Records follow. Pull out every line that contains "name".

▶ Extracts from a graphics dataset
START
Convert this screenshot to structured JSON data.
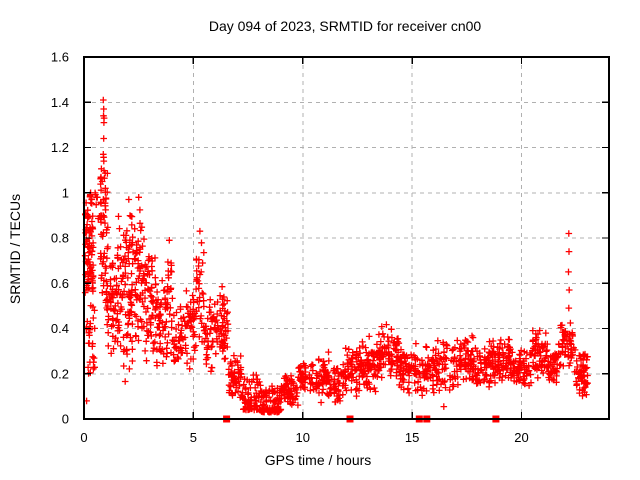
{
  "chart_data": {
    "type": "scatter",
    "title": "Day 094 of 2023, SRMTID for receiver cn00",
    "xlabel": "GPS time / hours",
    "ylabel": "SRMTID / TECUs",
    "xlim": [
      0,
      24
    ],
    "ylim": [
      0,
      1.6
    ],
    "grid": "dashed-gray-at-major-ticks",
    "legend": "none",
    "x_ticks": [
      {
        "v": 0,
        "label": "0"
      },
      {
        "v": 5,
        "label": "5"
      },
      {
        "v": 10,
        "label": "10"
      },
      {
        "v": 15,
        "label": "15"
      },
      {
        "v": 20,
        "label": "20"
      }
    ],
    "y_ticks": [
      {
        "v": 0,
        "label": "0"
      },
      {
        "v": 0.2,
        "label": "0.2"
      },
      {
        "v": 0.4,
        "label": "0.4"
      },
      {
        "v": 0.6,
        "label": "0.6"
      },
      {
        "v": 0.8,
        "label": "0.8"
      },
      {
        "v": 1.0,
        "label": "1"
      },
      {
        "v": 1.2,
        "label": "1.2"
      },
      {
        "v": 1.4,
        "label": "1.4"
      },
      {
        "v": 1.6,
        "label": "1.6"
      }
    ],
    "cluster_format": [
      "x0",
      "x1",
      "y0",
      "y1",
      "count",
      "dist"
    ],
    "series": [
      {
        "name": "srmtid",
        "marker": "plus",
        "color": "#ff0000",
        "seed": 1234,
        "clusters": [
          [
            0.05,
            0.42,
            0.45,
            1.02,
            80,
            "mid"
          ],
          [
            0.08,
            0.5,
            0.18,
            0.48,
            26,
            "u"
          ],
          [
            0.3,
            0.8,
            0.88,
            1.05,
            15,
            "u"
          ],
          [
            0.75,
            1.1,
            0.5,
            1.22,
            55,
            "mid"
          ],
          [
            1.0,
            1.45,
            0.28,
            0.8,
            45,
            "mid"
          ],
          [
            1.45,
            1.8,
            0.3,
            0.95,
            40,
            "mid"
          ],
          [
            1.8,
            2.25,
            0.12,
            0.97,
            70,
            "mid"
          ],
          [
            2.3,
            2.75,
            0.3,
            0.98,
            55,
            "mid"
          ],
          [
            2.75,
            3.3,
            0.15,
            0.8,
            60,
            "mid"
          ],
          [
            3.3,
            3.75,
            0.2,
            0.66,
            42,
            "mid"
          ],
          [
            3.75,
            4.05,
            0.2,
            0.79,
            30,
            "mid"
          ],
          [
            4.05,
            4.65,
            0.17,
            0.52,
            42,
            "mid"
          ],
          [
            4.65,
            5.12,
            0.2,
            0.62,
            38,
            "mid"
          ],
          [
            5.12,
            5.48,
            0.25,
            0.83,
            32,
            "mid"
          ],
          [
            5.48,
            6.2,
            0.18,
            0.55,
            52,
            "mid"
          ],
          [
            6.2,
            6.58,
            0.18,
            0.62,
            42,
            "mid"
          ],
          [
            6.58,
            7.2,
            0.08,
            0.3,
            52,
            "mid"
          ],
          [
            7.2,
            8.05,
            0.04,
            0.2,
            70,
            "low"
          ],
          [
            8.05,
            9.0,
            0.03,
            0.15,
            85,
            "low"
          ],
          [
            9.0,
            9.8,
            0.05,
            0.21,
            65,
            "mid"
          ],
          [
            9.8,
            10.15,
            0.1,
            0.27,
            30,
            "mid"
          ],
          [
            10.3,
            11.25,
            0.06,
            0.3,
            70,
            "mid"
          ],
          [
            11.25,
            11.95,
            0.05,
            0.26,
            50,
            "mid"
          ],
          [
            11.95,
            12.65,
            0.1,
            0.34,
            58,
            "mid"
          ],
          [
            12.65,
            13.45,
            0.1,
            0.38,
            66,
            "mid"
          ],
          [
            13.45,
            14.4,
            0.15,
            0.43,
            80,
            "mid"
          ],
          [
            14.4,
            15.15,
            0.1,
            0.33,
            60,
            "mid"
          ],
          [
            15.15,
            16.0,
            0.08,
            0.35,
            58,
            "mid"
          ],
          [
            16.0,
            16.95,
            0.1,
            0.38,
            58,
            "mid"
          ],
          [
            16.95,
            17.9,
            0.13,
            0.38,
            70,
            "mid"
          ],
          [
            17.9,
            18.72,
            0.12,
            0.36,
            66,
            "mid"
          ],
          [
            18.72,
            19.55,
            0.14,
            0.37,
            72,
            "mid"
          ],
          [
            19.55,
            20.45,
            0.13,
            0.31,
            66,
            "mid"
          ],
          [
            20.45,
            21.2,
            0.16,
            0.42,
            62,
            "mid"
          ],
          [
            21.2,
            21.65,
            0.15,
            0.33,
            42,
            "mid"
          ],
          [
            21.65,
            22.4,
            0.2,
            0.47,
            58,
            "mid"
          ],
          [
            22.4,
            23.05,
            0.08,
            0.32,
            60,
            "mid"
          ]
        ],
        "highlight_points": [
          [
            0.88,
            1.41
          ],
          [
            0.9,
            1.37
          ],
          [
            0.89,
            1.34
          ],
          [
            0.92,
            1.33
          ],
          [
            0.91,
            1.31
          ],
          [
            0.9,
            1.24
          ],
          [
            0.88,
            1.17
          ],
          [
            0.3,
            1.0
          ],
          [
            0.35,
            0.97
          ],
          [
            2.05,
            0.97
          ],
          [
            2.5,
            0.98
          ],
          [
            5.3,
            0.83
          ],
          [
            3.9,
            0.79
          ],
          [
            0.12,
            0.08
          ],
          [
            16.45,
            0.055
          ],
          [
            22.16,
            0.82
          ],
          [
            22.17,
            0.74
          ],
          [
            22.15,
            0.65
          ],
          [
            22.18,
            0.57
          ],
          [
            22.16,
            0.49
          ]
        ]
      },
      {
        "name": "baseline_flags",
        "marker": "filled-square",
        "color": "#ff0000",
        "points": [
          [
            6.52,
            0
          ],
          [
            12.16,
            0
          ],
          [
            15.33,
            0
          ],
          [
            15.67,
            0
          ],
          [
            18.83,
            0
          ]
        ]
      }
    ]
  },
  "colors": {
    "marker": "#ff0000",
    "grid": "#b0b0b0",
    "border": "#000000",
    "text": "#000000",
    "background": "#ffffff"
  }
}
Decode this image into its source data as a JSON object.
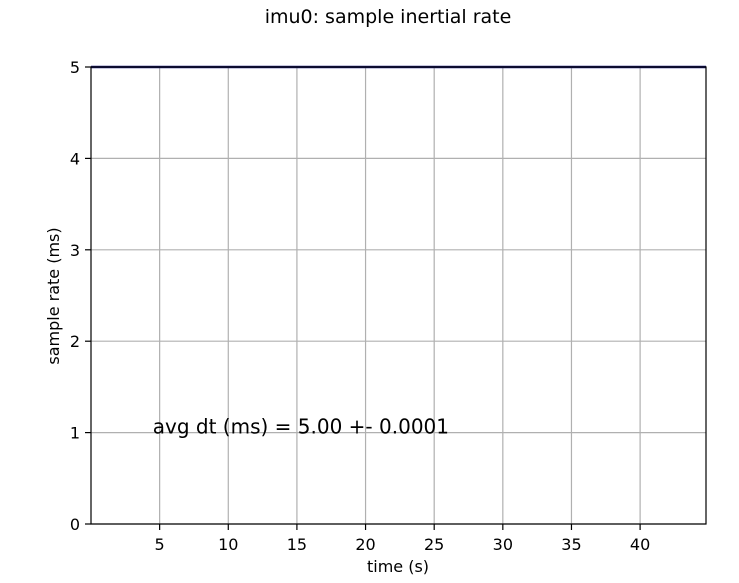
{
  "chart_data": {
    "type": "line",
    "title": "imu0: sample inertial rate",
    "xlabel": "time (s)",
    "ylabel": "sample rate (ms)",
    "xlim": [
      0,
      44.8
    ],
    "ylim": [
      0,
      5
    ],
    "xticks": [
      5,
      10,
      15,
      20,
      25,
      30,
      35,
      40
    ],
    "xtick_labels": [
      "5",
      "10",
      "15",
      "20",
      "25",
      "30",
      "35",
      "40"
    ],
    "yticks": [
      0,
      1,
      2,
      3,
      4,
      5
    ],
    "ytick_labels": [
      "0",
      "1",
      "2",
      "3",
      "4",
      "5"
    ],
    "grid": true,
    "series": [
      {
        "color": "#1f1f7a",
        "x": [
          0,
          44.8
        ],
        "y": [
          5.0,
          5.0
        ]
      }
    ],
    "annotation": {
      "text": "avg dt (ms) = 5.00 +- 0.0001",
      "x": 4.5,
      "y": 1.0
    }
  }
}
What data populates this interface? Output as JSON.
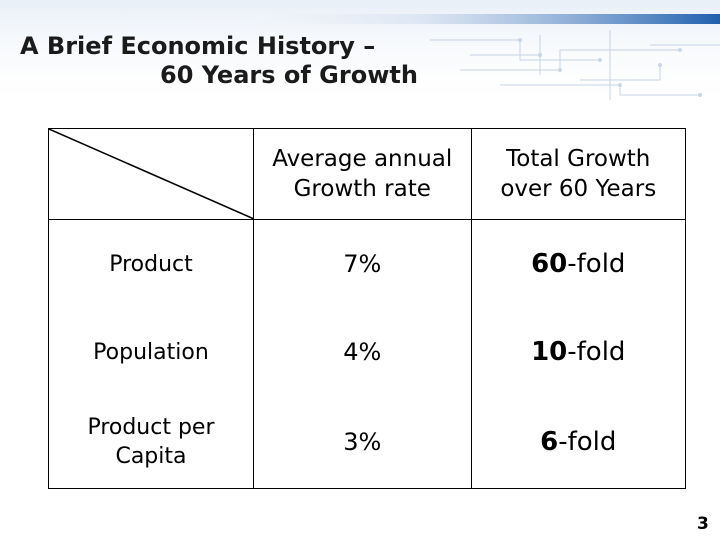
{
  "slide": {
    "title_line1": "A Brief Economic History –",
    "title_line2": "60 Years of Growth",
    "page_number": "3"
  },
  "table": {
    "headers": [
      [
        "Average annual",
        "Growth rate"
      ],
      [
        "Total Growth",
        "over 60 Years"
      ]
    ],
    "rows": [
      {
        "label": [
          "Product"
        ],
        "rate": "7%",
        "total_number": "60",
        "total_suffix": "-fold"
      },
      {
        "label": [
          "Population"
        ],
        "rate": "4%",
        "total_number": "10",
        "total_suffix": "-fold"
      },
      {
        "label": [
          "Product per",
          "Capita"
        ],
        "rate": "3%",
        "total_number": "6",
        "total_suffix": "-fold"
      }
    ]
  },
  "colors": {
    "banner_blue": "#1f5fae",
    "banner_light": "#d9e4f2",
    "text": "#000000"
  }
}
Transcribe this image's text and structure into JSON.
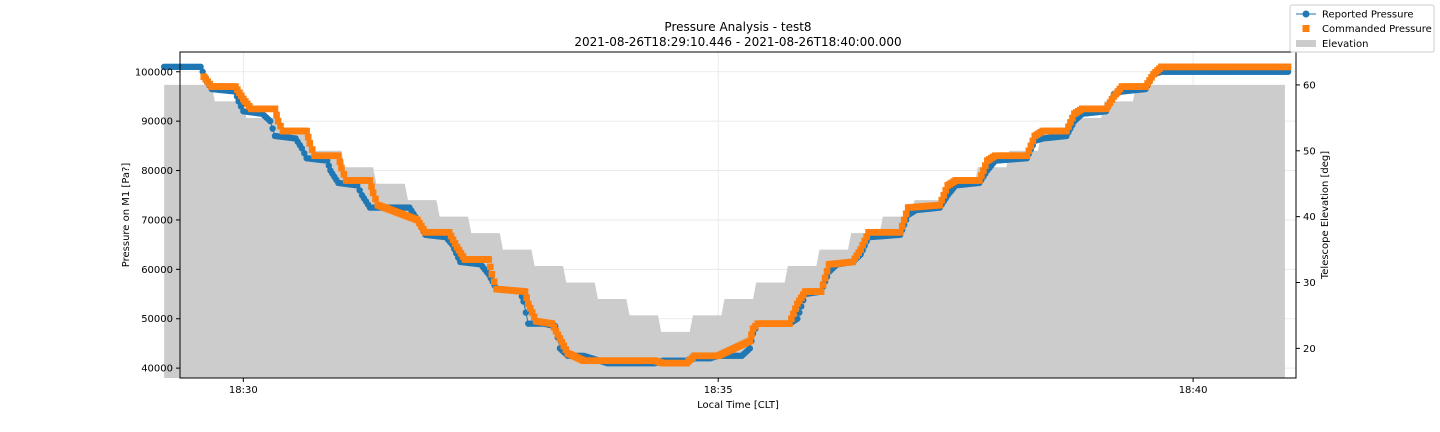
{
  "chart_data": {
    "type": "line",
    "title": "Pressure Analysis - test8",
    "subtitle": "2021-08-26T18:29:10.446 - 2021-08-26T18:40:00.000",
    "xlabel": "Local Time [CLT]",
    "ylabel": "Pressure on M1 [Pa?]",
    "y2label": "Telescope Elevation [deg]",
    "xlim": [
      "18:29:20",
      "18:41:05"
    ],
    "ylim": [
      38000,
      104000
    ],
    "y2lim": [
      15.5,
      65
    ],
    "x_ticks": [
      "18:30",
      "18:35",
      "18:40"
    ],
    "y_ticks": [
      40000,
      50000,
      60000,
      70000,
      80000,
      90000,
      100000
    ],
    "y2_ticks": [
      20,
      30,
      40,
      50,
      60
    ],
    "grid": true,
    "legend_position": "upper right, outside the axes",
    "series": [
      {
        "name": "Reported Pressure",
        "axis": "left",
        "style": "line with circle markers",
        "color": "#1f77b4",
        "points": [
          [
            "18:29:10",
            101000
          ],
          [
            "18:29:33",
            101000
          ],
          [
            "18:29:37",
            98000
          ],
          [
            "18:29:40",
            96500
          ],
          [
            "18:29:55",
            96000
          ],
          [
            "18:29:57",
            94000
          ],
          [
            "18:30:00",
            92000
          ],
          [
            "18:30:12",
            91500
          ],
          [
            "18:30:17",
            90000
          ],
          [
            "18:30:20",
            87000
          ],
          [
            "18:30:33",
            86500
          ],
          [
            "18:30:37",
            84500
          ],
          [
            "18:30:40",
            82500
          ],
          [
            "18:30:53",
            82000
          ],
          [
            "18:30:55",
            80000
          ],
          [
            "18:31:00",
            77500
          ],
          [
            "18:31:12",
            77000
          ],
          [
            "18:31:15",
            75000
          ],
          [
            "18:31:20",
            72500
          ],
          [
            "18:31:45",
            72500
          ],
          [
            "18:31:50",
            70000
          ],
          [
            "18:31:55",
            67000
          ],
          [
            "18:32:08",
            66500
          ],
          [
            "18:32:12",
            65000
          ],
          [
            "18:32:17",
            61500
          ],
          [
            "18:32:30",
            61000
          ],
          [
            "18:32:35",
            59000
          ],
          [
            "18:32:40",
            56000
          ],
          [
            "18:32:55",
            55500
          ],
          [
            "18:32:57",
            53500
          ],
          [
            "18:33:00",
            49000
          ],
          [
            "18:33:10",
            49000
          ],
          [
            "18:33:17",
            48500
          ],
          [
            "18:33:20",
            44000
          ],
          [
            "18:33:25",
            42500
          ],
          [
            "18:33:35",
            42500
          ],
          [
            "18:33:50",
            41000
          ],
          [
            "18:34:20",
            41000
          ],
          [
            "18:34:25",
            41500
          ],
          [
            "18:34:40",
            41500
          ],
          [
            "18:34:45",
            42000
          ],
          [
            "18:34:55",
            42000
          ],
          [
            "18:35:00",
            42500
          ],
          [
            "18:35:15",
            42500
          ],
          [
            "18:35:20",
            44000
          ],
          [
            "18:35:22",
            47000
          ],
          [
            "18:35:25",
            49000
          ],
          [
            "18:35:45",
            49000
          ],
          [
            "18:35:50",
            50000
          ],
          [
            "18:35:55",
            55000
          ],
          [
            "18:36:05",
            55500
          ],
          [
            "18:36:10",
            59500
          ],
          [
            "18:36:15",
            61000
          ],
          [
            "18:36:25",
            61500
          ],
          [
            "18:36:30",
            63000
          ],
          [
            "18:36:35",
            66500
          ],
          [
            "18:36:55",
            67000
          ],
          [
            "18:37:00",
            71000
          ],
          [
            "18:37:05",
            72000
          ],
          [
            "18:37:20",
            72500
          ],
          [
            "18:37:25",
            75000
          ],
          [
            "18:37:30",
            77000
          ],
          [
            "18:37:45",
            77500
          ],
          [
            "18:37:50",
            80000
          ],
          [
            "18:37:55",
            82000
          ],
          [
            "18:38:15",
            82500
          ],
          [
            "18:38:20",
            86000
          ],
          [
            "18:38:25",
            86500
          ],
          [
            "18:38:40",
            87000
          ],
          [
            "18:38:45",
            90000
          ],
          [
            "18:38:50",
            91500
          ],
          [
            "18:39:05",
            92000
          ],
          [
            "18:39:10",
            95500
          ],
          [
            "18:39:15",
            96000
          ],
          [
            "18:39:30",
            96500
          ],
          [
            "18:39:35",
            99500
          ],
          [
            "18:39:40",
            100000
          ],
          [
            "18:41:00",
            100000
          ]
        ]
      },
      {
        "name": "Commanded Pressure",
        "axis": "left",
        "style": "square markers",
        "color": "#ff7f0e",
        "points": [
          [
            "18:29:35",
            99000
          ],
          [
            "18:29:40",
            97000
          ],
          [
            "18:29:55",
            97000
          ],
          [
            "18:30:00",
            94500
          ],
          [
            "18:30:05",
            92500
          ],
          [
            "18:30:20",
            92500
          ],
          [
            "18:30:22",
            90000
          ],
          [
            "18:30:25",
            88000
          ],
          [
            "18:30:40",
            88000
          ],
          [
            "18:30:42",
            85500
          ],
          [
            "18:30:45",
            83000
          ],
          [
            "18:31:00",
            83000
          ],
          [
            "18:31:02",
            80500
          ],
          [
            "18:31:05",
            78000
          ],
          [
            "18:31:20",
            78000
          ],
          [
            "18:31:22",
            75500
          ],
          [
            "18:31:25",
            73000
          ],
          [
            "18:31:50",
            70000
          ],
          [
            "18:31:55",
            67500
          ],
          [
            "18:32:10",
            67500
          ],
          [
            "18:32:15",
            64500
          ],
          [
            "18:32:20",
            62000
          ],
          [
            "18:32:35",
            62000
          ],
          [
            "18:32:37",
            59000
          ],
          [
            "18:32:40",
            56000
          ],
          [
            "18:32:58",
            55500
          ],
          [
            "18:33:00",
            53000
          ],
          [
            "18:33:05",
            49500
          ],
          [
            "18:33:15",
            49000
          ],
          [
            "18:33:20",
            46000
          ],
          [
            "18:33:25",
            43000
          ],
          [
            "18:33:35",
            41500
          ],
          [
            "18:34:20",
            41500
          ],
          [
            "18:34:25",
            41000
          ],
          [
            "18:34:40",
            41000
          ],
          [
            "18:34:45",
            42500
          ],
          [
            "18:35:00",
            42500
          ],
          [
            "18:35:20",
            45500
          ],
          [
            "18:35:22",
            48000
          ],
          [
            "18:35:25",
            49000
          ],
          [
            "18:35:45",
            49000
          ],
          [
            "18:35:50",
            53000
          ],
          [
            "18:35:55",
            55500
          ],
          [
            "18:36:05",
            55500
          ],
          [
            "18:36:10",
            61000
          ],
          [
            "18:36:25",
            61500
          ],
          [
            "18:36:30",
            64000
          ],
          [
            "18:36:35",
            67500
          ],
          [
            "18:36:55",
            67500
          ],
          [
            "18:37:00",
            72500
          ],
          [
            "18:37:20",
            73000
          ],
          [
            "18:37:25",
            77000
          ],
          [
            "18:37:30",
            78000
          ],
          [
            "18:37:45",
            78000
          ],
          [
            "18:37:50",
            82000
          ],
          [
            "18:37:55",
            83000
          ],
          [
            "18:38:15",
            83000
          ],
          [
            "18:38:20",
            87000
          ],
          [
            "18:38:25",
            88000
          ],
          [
            "18:38:40",
            88000
          ],
          [
            "18:38:45",
            91500
          ],
          [
            "18:38:50",
            92500
          ],
          [
            "18:39:05",
            92500
          ],
          [
            "18:39:10",
            95000
          ],
          [
            "18:39:15",
            97000
          ],
          [
            "18:39:30",
            97000
          ],
          [
            "18:39:35",
            99500
          ],
          [
            "18:39:40",
            101000
          ],
          [
            "18:41:00",
            101000
          ]
        ]
      },
      {
        "name": "Elevation",
        "axis": "right",
        "style": "filled area",
        "color": "#cccccc",
        "points": [
          [
            "18:29:10",
            60
          ],
          [
            "18:29:40",
            60
          ],
          [
            "18:29:42",
            57.5
          ],
          [
            "18:30:00",
            57.5
          ],
          [
            "18:30:02",
            55
          ],
          [
            "18:30:22",
            55
          ],
          [
            "18:30:24",
            52.5
          ],
          [
            "18:30:42",
            52.5
          ],
          [
            "18:30:44",
            50
          ],
          [
            "18:31:02",
            50
          ],
          [
            "18:31:04",
            47.5
          ],
          [
            "18:31:22",
            47.5
          ],
          [
            "18:31:24",
            45
          ],
          [
            "18:31:42",
            45
          ],
          [
            "18:31:44",
            42.5
          ],
          [
            "18:32:02",
            42.5
          ],
          [
            "18:32:04",
            40
          ],
          [
            "18:32:22",
            40
          ],
          [
            "18:32:24",
            37.5
          ],
          [
            "18:32:42",
            37.5
          ],
          [
            "18:32:44",
            35
          ],
          [
            "18:33:02",
            35
          ],
          [
            "18:33:04",
            32.5
          ],
          [
            "18:33:22",
            32.5
          ],
          [
            "18:33:24",
            30
          ],
          [
            "18:33:42",
            30
          ],
          [
            "18:33:44",
            27.5
          ],
          [
            "18:34:02",
            27.5
          ],
          [
            "18:34:04",
            25
          ],
          [
            "18:34:22",
            25
          ],
          [
            "18:34:24",
            22.5
          ],
          [
            "18:34:42",
            22.5
          ],
          [
            "18:34:44",
            25
          ],
          [
            "18:35:02",
            25
          ],
          [
            "18:35:04",
            27.5
          ],
          [
            "18:35:22",
            27.5
          ],
          [
            "18:35:24",
            30
          ],
          [
            "18:35:42",
            30
          ],
          [
            "18:35:44",
            32.5
          ],
          [
            "18:36:02",
            32.5
          ],
          [
            "18:36:04",
            35
          ],
          [
            "18:36:22",
            35
          ],
          [
            "18:36:24",
            37.5
          ],
          [
            "18:36:42",
            37.5
          ],
          [
            "18:36:44",
            40
          ],
          [
            "18:37:02",
            40
          ],
          [
            "18:37:04",
            42.5
          ],
          [
            "18:37:22",
            42.5
          ],
          [
            "18:37:24",
            45
          ],
          [
            "18:37:42",
            45
          ],
          [
            "18:37:44",
            47.5
          ],
          [
            "18:38:02",
            47.5
          ],
          [
            "18:38:04",
            50
          ],
          [
            "18:38:22",
            50
          ],
          [
            "18:38:24",
            52.5
          ],
          [
            "18:38:42",
            52.5
          ],
          [
            "18:38:44",
            55
          ],
          [
            "18:39:02",
            55
          ],
          [
            "18:39:04",
            57.5
          ],
          [
            "18:39:22",
            57.5
          ],
          [
            "18:39:24",
            60
          ],
          [
            "18:40:58",
            60
          ]
        ]
      }
    ]
  }
}
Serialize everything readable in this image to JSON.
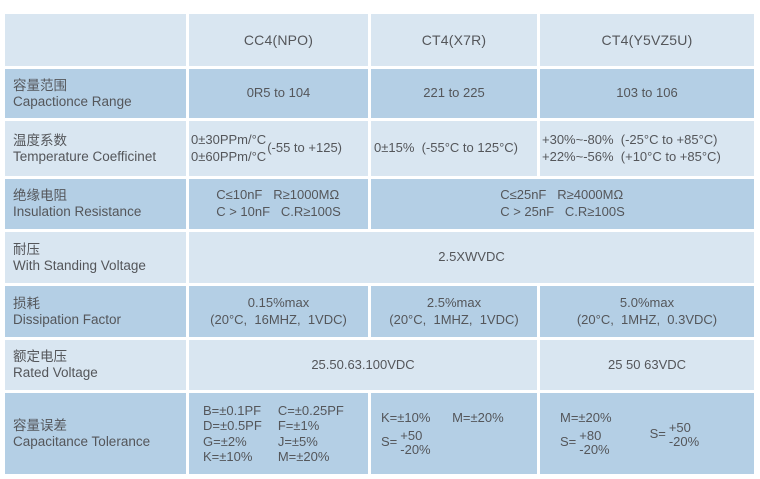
END
▶ The solution
        "name": "srmtid",
        "name": "baseline_flags",
        "name": "Reported Pressure",
        "name": "Commanded Pressure",
        "name": "Elevation",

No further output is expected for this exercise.